## Task
Quote the entries in full, character for character, without their images.

Dataset entries on figures:
# # # #
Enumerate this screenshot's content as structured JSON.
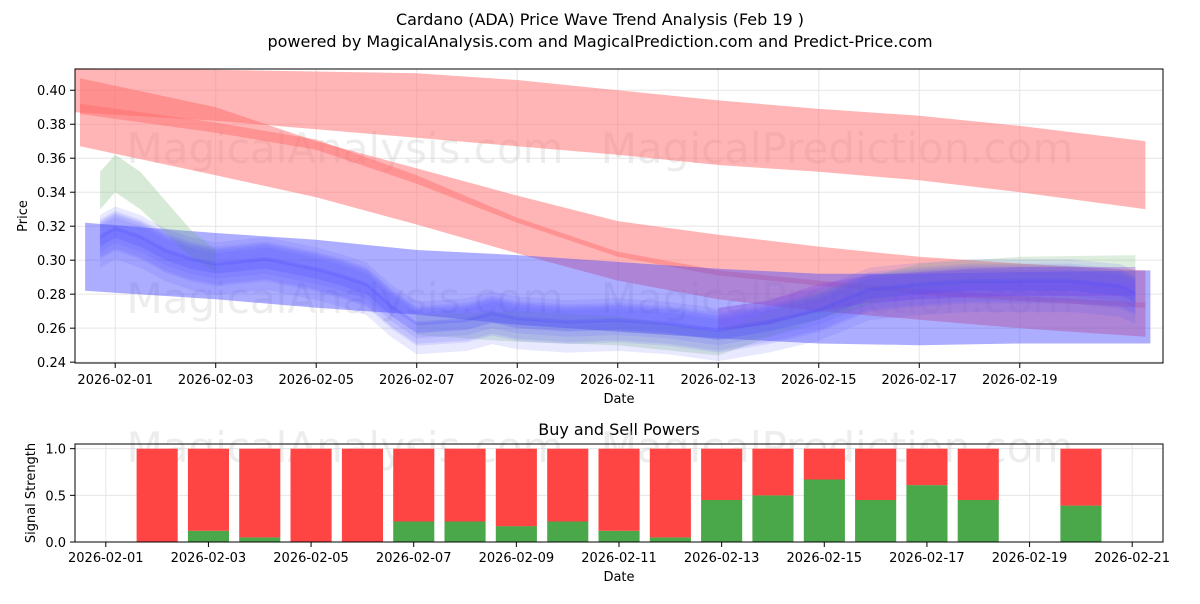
{
  "watermarks": [
    "MagicalAnalysis.com",
    "MagicalPrediction.com"
  ],
  "colors": {
    "red_band": "#ff6b6b",
    "blue_band": "#4a4aff",
    "green_band": "#7cbb7c",
    "buy": "#4aa84a",
    "sell": "#ff4444"
  },
  "chart_data": [
    {
      "type": "area",
      "title": "Cardano (ADA) Price Wave Trend Analysis (Feb 19 )",
      "subtitle": "powered by MagicalAnalysis.com and MagicalPrediction.com and Predict-Price.com",
      "xlabel": "Date",
      "ylabel": "Price",
      "x_tick_labels": [
        "2026-02-01",
        "2026-02-03",
        "2026-02-05",
        "2026-02-07",
        "2026-02-09",
        "2026-02-11",
        "2026-02-13",
        "2026-02-15",
        "2026-02-17",
        "2026-02-19"
      ],
      "y_tick_labels": [
        "0.24",
        "0.26",
        "0.28",
        "0.30",
        "0.32",
        "0.34",
        "0.36",
        "0.38",
        "0.40"
      ],
      "xlim": [
        -0.8,
        20.85
      ],
      "ylim": [
        0.2395,
        0.4125
      ],
      "grid": true,
      "bands": [
        {
          "name": "red upper",
          "color": "red",
          "opacity": 0.5,
          "x": [
            -0.8,
            2,
            4,
            6,
            8,
            10,
            12,
            14,
            16,
            18,
            20.5
          ],
          "upper": [
            0.413,
            0.412,
            0.411,
            0.41,
            0.406,
            0.4,
            0.394,
            0.389,
            0.385,
            0.379,
            0.37
          ],
          "lower": [
            0.387,
            0.382,
            0.377,
            0.372,
            0.367,
            0.362,
            0.356,
            0.352,
            0.347,
            0.34,
            0.33
          ]
        },
        {
          "name": "red lower",
          "color": "red",
          "opacity": 0.5,
          "x": [
            -0.7,
            2,
            4,
            6,
            8,
            10,
            12,
            14,
            16,
            18,
            20.5
          ],
          "upper": [
            0.407,
            0.39,
            0.37,
            0.354,
            0.338,
            0.323,
            0.315,
            0.308,
            0.302,
            0.298,
            0.294
          ],
          "lower": [
            0.367,
            0.35,
            0.337,
            0.321,
            0.304,
            0.288,
            0.277,
            0.27,
            0.265,
            0.26,
            0.255
          ]
        },
        {
          "name": "red lower deep",
          "color": "red",
          "opacity": 0.45,
          "x": [
            -0.7,
            2,
            4,
            6,
            8,
            10,
            12,
            14,
            16,
            18,
            20.5
          ],
          "upper": [
            0.392,
            0.381,
            0.371,
            0.35,
            0.325,
            0.305,
            0.294,
            0.288,
            0.283,
            0.279,
            0.275
          ],
          "lower": [
            0.386,
            0.375,
            0.365,
            0.345,
            0.322,
            0.302,
            0.291,
            0.285,
            0.28,
            0.276,
            0.272
          ]
        },
        {
          "name": "blue wide",
          "color": "blue",
          "opacity": 0.45,
          "x": [
            -0.6,
            2,
            4,
            6,
            8,
            10,
            12,
            14,
            16,
            18,
            20.6
          ],
          "upper": [
            0.322,
            0.316,
            0.312,
            0.306,
            0.303,
            0.299,
            0.295,
            0.292,
            0.292,
            0.293,
            0.294
          ],
          "lower": [
            0.282,
            0.277,
            0.272,
            0.268,
            0.262,
            0.258,
            0.254,
            0.251,
            0.25,
            0.251,
            0.251
          ]
        },
        {
          "name": "green early",
          "color": "green",
          "opacity": 0.3,
          "x": [
            -0.3,
            0,
            0.5,
            1,
            1.5,
            2
          ],
          "upper": [
            0.352,
            0.362,
            0.352,
            0.335,
            0.318,
            0.306
          ],
          "lower": [
            0.33,
            0.34,
            0.33,
            0.316,
            0.302,
            0.293
          ]
        },
        {
          "name": "green late",
          "color": "green",
          "opacity": 0.25,
          "x": [
            6,
            8,
            10,
            12,
            14,
            16,
            18,
            20.3
          ],
          "upper": [
            0.268,
            0.27,
            0.267,
            0.258,
            0.282,
            0.298,
            0.302,
            0.303
          ],
          "lower": [
            0.256,
            0.252,
            0.25,
            0.244,
            0.265,
            0.283,
            0.288,
            0.288
          ]
        },
        {
          "name": "purple end",
          "color": "purple",
          "opacity": 0.35,
          "x": [
            12,
            13,
            14,
            15,
            16,
            17,
            18,
            19,
            20,
            20.3
          ],
          "upper": [
            0.272,
            0.276,
            0.286,
            0.291,
            0.293,
            0.295,
            0.296,
            0.296,
            0.296,
            0.296
          ],
          "lower": [
            0.259,
            0.262,
            0.27,
            0.275,
            0.277,
            0.278,
            0.279,
            0.279,
            0.279,
            0.279
          ]
        }
      ],
      "waves": {
        "color": "blue",
        "x": [
          -0.3,
          0,
          0.5,
          1,
          1.5,
          2,
          3,
          4,
          4.5,
          5,
          5.5,
          6,
          7,
          7.5,
          8,
          9,
          10,
          11,
          12,
          13,
          14,
          15,
          16,
          17,
          18,
          19,
          20,
          20.3
        ],
        "center": [
          0.313,
          0.318,
          0.313,
          0.305,
          0.3,
          0.297,
          0.3,
          0.294,
          0.29,
          0.285,
          0.272,
          0.262,
          0.264,
          0.268,
          0.265,
          0.263,
          0.264,
          0.262,
          0.258,
          0.263,
          0.27,
          0.282,
          0.285,
          0.287,
          0.287,
          0.287,
          0.284,
          0.28
        ],
        "offsets": [
          -0.014,
          -0.009,
          -0.005,
          -0.002,
          0.002,
          0.005,
          0.008,
          0.011
        ],
        "half_widths": [
          0.009,
          0.007,
          0.005,
          0.01,
          0.006,
          0.008,
          0.005,
          0.007
        ]
      }
    },
    {
      "type": "bar",
      "title": "Buy and Sell Powers",
      "xlabel": "Date",
      "ylabel": "Signal Strength",
      "x_tick_labels": [
        "2026-02-01",
        "2026-02-03",
        "2026-02-05",
        "2026-02-07",
        "2026-02-09",
        "2026-02-11",
        "2026-02-13",
        "2026-02-15",
        "2026-02-17",
        "2026-02-19",
        "2026-02-21"
      ],
      "y_tick_labels": [
        "0.0",
        "0.5",
        "1.0"
      ],
      "xlim": [
        -0.6,
        20.6
      ],
      "ylim": [
        0,
        1.05
      ],
      "grid": true,
      "categories": [
        "2026-02-02",
        "2026-02-03",
        "2026-02-04",
        "2026-02-05",
        "2026-02-06",
        "2026-02-07",
        "2026-02-08",
        "2026-02-09",
        "2026-02-10",
        "2026-02-11",
        "2026-02-12",
        "2026-02-13",
        "2026-02-14",
        "2026-02-15",
        "2026-02-16",
        "2026-02-17",
        "2026-02-18",
        "2026-02-20"
      ],
      "x": [
        1,
        2,
        3,
        4,
        5,
        6,
        7,
        8,
        9,
        10,
        11,
        12,
        13,
        14,
        15,
        16,
        17,
        19
      ],
      "series": [
        {
          "name": "Buy",
          "color": "buy",
          "values": [
            0.0,
            0.12,
            0.05,
            0.0,
            0.0,
            0.22,
            0.22,
            0.17,
            0.22,
            0.12,
            0.05,
            0.45,
            0.5,
            0.67,
            0.45,
            0.61,
            0.45,
            0.39
          ]
        },
        {
          "name": "Sell",
          "color": "sell",
          "values": [
            1.0,
            0.88,
            0.95,
            1.0,
            1.0,
            0.78,
            0.78,
            0.83,
            0.78,
            0.88,
            0.95,
            0.55,
            0.5,
            0.33,
            0.55,
            0.39,
            0.55,
            0.61
          ]
        }
      ]
    }
  ]
}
# # # #
## Output for this exercise
Enumerate this screenshot's content as structured JSON.
{
  "watermarks": [
    "MagicalAnalysis.com",
    "MagicalPrediction.com"
  ],
  "colors": {
    "red_band": "#ff6b6b",
    "blue_band": "#4a4aff",
    "green_band": "#7cbb7c",
    "buy": "#4aa84a",
    "sell": "#ff4444"
  },
  "chart_data": [
    {
      "type": "area",
      "title": "Cardano (ADA) Price Wave Trend Analysis (Feb 19 )",
      "subtitle": "powered by MagicalAnalysis.com and MagicalPrediction.com and Predict-Price.com",
      "xlabel": "Date",
      "ylabel": "Price",
      "x_tick_labels": [
        "2026-02-01",
        "2026-02-03",
        "2026-02-05",
        "2026-02-07",
        "2026-02-09",
        "2026-02-11",
        "2026-02-13",
        "2026-02-15",
        "2026-02-17",
        "2026-02-19"
      ],
      "y_tick_labels": [
        "0.24",
        "0.26",
        "0.28",
        "0.30",
        "0.32",
        "0.34",
        "0.36",
        "0.38",
        "0.40"
      ],
      "xlim": [
        -0.8,
        20.85
      ],
      "ylim": [
        0.2395,
        0.4125
      ],
      "grid": true,
      "bands": [
        {
          "name": "red upper",
          "color": "red",
          "opacity": 0.5,
          "x": [
            -0.8,
            2,
            4,
            6,
            8,
            10,
            12,
            14,
            16,
            18,
            20.5
          ],
          "upper": [
            0.413,
            0.412,
            0.411,
            0.41,
            0.406,
            0.4,
            0.394,
            0.389,
            0.385,
            0.379,
            0.37
          ],
          "lower": [
            0.387,
            0.382,
            0.377,
            0.372,
            0.367,
            0.362,
            0.356,
            0.352,
            0.347,
            0.34,
            0.33
          ]
        },
        {
          "name": "red lower",
          "color": "red",
          "opacity": 0.5,
          "x": [
            -0.7,
            2,
            4,
            6,
            8,
            10,
            12,
            14,
            16,
            18,
            20.5
          ],
          "upper": [
            0.407,
            0.39,
            0.37,
            0.354,
            0.338,
            0.323,
            0.315,
            0.308,
            0.302,
            0.298,
            0.294
          ],
          "lower": [
            0.367,
            0.35,
            0.337,
            0.321,
            0.304,
            0.288,
            0.277,
            0.27,
            0.265,
            0.26,
            0.255
          ]
        },
        {
          "name": "red lower deep",
          "color": "red",
          "opacity": 0.45,
          "x": [
            -0.7,
            2,
            4,
            6,
            8,
            10,
            12,
            14,
            16,
            18,
            20.5
          ],
          "upper": [
            0.392,
            0.381,
            0.371,
            0.35,
            0.325,
            0.305,
            0.294,
            0.288,
            0.283,
            0.279,
            0.275
          ],
          "lower": [
            0.386,
            0.375,
            0.365,
            0.345,
            0.322,
            0.302,
            0.291,
            0.285,
            0.28,
            0.276,
            0.272
          ]
        },
        {
          "name": "blue wide",
          "color": "blue",
          "opacity": 0.45,
          "x": [
            -0.6,
            2,
            4,
            6,
            8,
            10,
            12,
            14,
            16,
            18,
            20.6
          ],
          "upper": [
            0.322,
            0.316,
            0.312,
            0.306,
            0.303,
            0.299,
            0.295,
            0.292,
            0.292,
            0.293,
            0.294
          ],
          "lower": [
            0.282,
            0.277,
            0.272,
            0.268,
            0.262,
            0.258,
            0.254,
            0.251,
            0.25,
            0.251,
            0.251
          ]
        },
        {
          "name": "green early",
          "color": "green",
          "opacity": 0.3,
          "x": [
            -0.3,
            0,
            0.5,
            1,
            1.5,
            2
          ],
          "upper": [
            0.352,
            0.362,
            0.352,
            0.335,
            0.318,
            0.306
          ],
          "lower": [
            0.33,
            0.34,
            0.33,
            0.316,
            0.302,
            0.293
          ]
        },
        {
          "name": "green late",
          "color": "green",
          "opacity": 0.25,
          "x": [
            6,
            8,
            10,
            12,
            14,
            16,
            18,
            20.3
          ],
          "upper": [
            0.268,
            0.27,
            0.267,
            0.258,
            0.282,
            0.298,
            0.302,
            0.303
          ],
          "lower": [
            0.256,
            0.252,
            0.25,
            0.244,
            0.265,
            0.283,
            0.288,
            0.288
          ]
        },
        {
          "name": "purple end",
          "color": "purple",
          "opacity": 0.35,
          "x": [
            12,
            13,
            14,
            15,
            16,
            17,
            18,
            19,
            20,
            20.3
          ],
          "upper": [
            0.272,
            0.276,
            0.286,
            0.291,
            0.293,
            0.295,
            0.296,
            0.296,
            0.296,
            0.296
          ],
          "lower": [
            0.259,
            0.262,
            0.27,
            0.275,
            0.277,
            0.278,
            0.279,
            0.279,
            0.279,
            0.279
          ]
        }
      ],
      "waves": {
        "color": "blue",
        "x": [
          -0.3,
          0,
          0.5,
          1,
          1.5,
          2,
          3,
          4,
          4.5,
          5,
          5.5,
          6,
          7,
          7.5,
          8,
          9,
          10,
          11,
          12,
          13,
          14,
          15,
          16,
          17,
          18,
          19,
          20,
          20.3
        ],
        "center": [
          0.313,
          0.318,
          0.313,
          0.305,
          0.3,
          0.297,
          0.3,
          0.294,
          0.29,
          0.285,
          0.272,
          0.262,
          0.264,
          0.268,
          0.265,
          0.263,
          0.264,
          0.262,
          0.258,
          0.263,
          0.27,
          0.282,
          0.285,
          0.287,
          0.287,
          0.287,
          0.284,
          0.28
        ],
        "offsets": [
          -0.014,
          -0.009,
          -0.005,
          -0.002,
          0.002,
          0.005,
          0.008,
          0.011
        ],
        "half_widths": [
          0.009,
          0.007,
          0.005,
          0.01,
          0.006,
          0.008,
          0.005,
          0.007
        ]
      }
    },
    {
      "type": "bar",
      "title": "Buy and Sell Powers",
      "xlabel": "Date",
      "ylabel": "Signal Strength",
      "x_tick_labels": [
        "2026-02-01",
        "2026-02-03",
        "2026-02-05",
        "2026-02-07",
        "2026-02-09",
        "2026-02-11",
        "2026-02-13",
        "2026-02-15",
        "2026-02-17",
        "2026-02-19",
        "2026-02-21"
      ],
      "y_tick_labels": [
        "0.0",
        "0.5",
        "1.0"
      ],
      "xlim": [
        -0.6,
        20.6
      ],
      "ylim": [
        0,
        1.05
      ],
      "grid": true,
      "categories": [
        "2026-02-02",
        "2026-02-03",
        "2026-02-04",
        "2026-02-05",
        "2026-02-06",
        "2026-02-07",
        "2026-02-08",
        "2026-02-09",
        "2026-02-10",
        "2026-02-11",
        "2026-02-12",
        "2026-02-13",
        "2026-02-14",
        "2026-02-15",
        "2026-02-16",
        "2026-02-17",
        "2026-02-18",
        "2026-02-20"
      ],
      "x": [
        1,
        2,
        3,
        4,
        5,
        6,
        7,
        8,
        9,
        10,
        11,
        12,
        13,
        14,
        15,
        16,
        17,
        19
      ],
      "series": [
        {
          "name": "Buy",
          "color": "buy",
          "values": [
            0.0,
            0.12,
            0.05,
            0.0,
            0.0,
            0.22,
            0.22,
            0.17,
            0.22,
            0.12,
            0.05,
            0.45,
            0.5,
            0.67,
            0.45,
            0.61,
            0.45,
            0.39
          ]
        },
        {
          "name": "Sell",
          "color": "sell",
          "values": [
            1.0,
            0.88,
            0.95,
            1.0,
            1.0,
            0.78,
            0.78,
            0.83,
            0.78,
            0.88,
            0.95,
            0.55,
            0.5,
            0.33,
            0.55,
            0.39,
            0.55,
            0.61
          ]
        }
      ]
    }
  ]
}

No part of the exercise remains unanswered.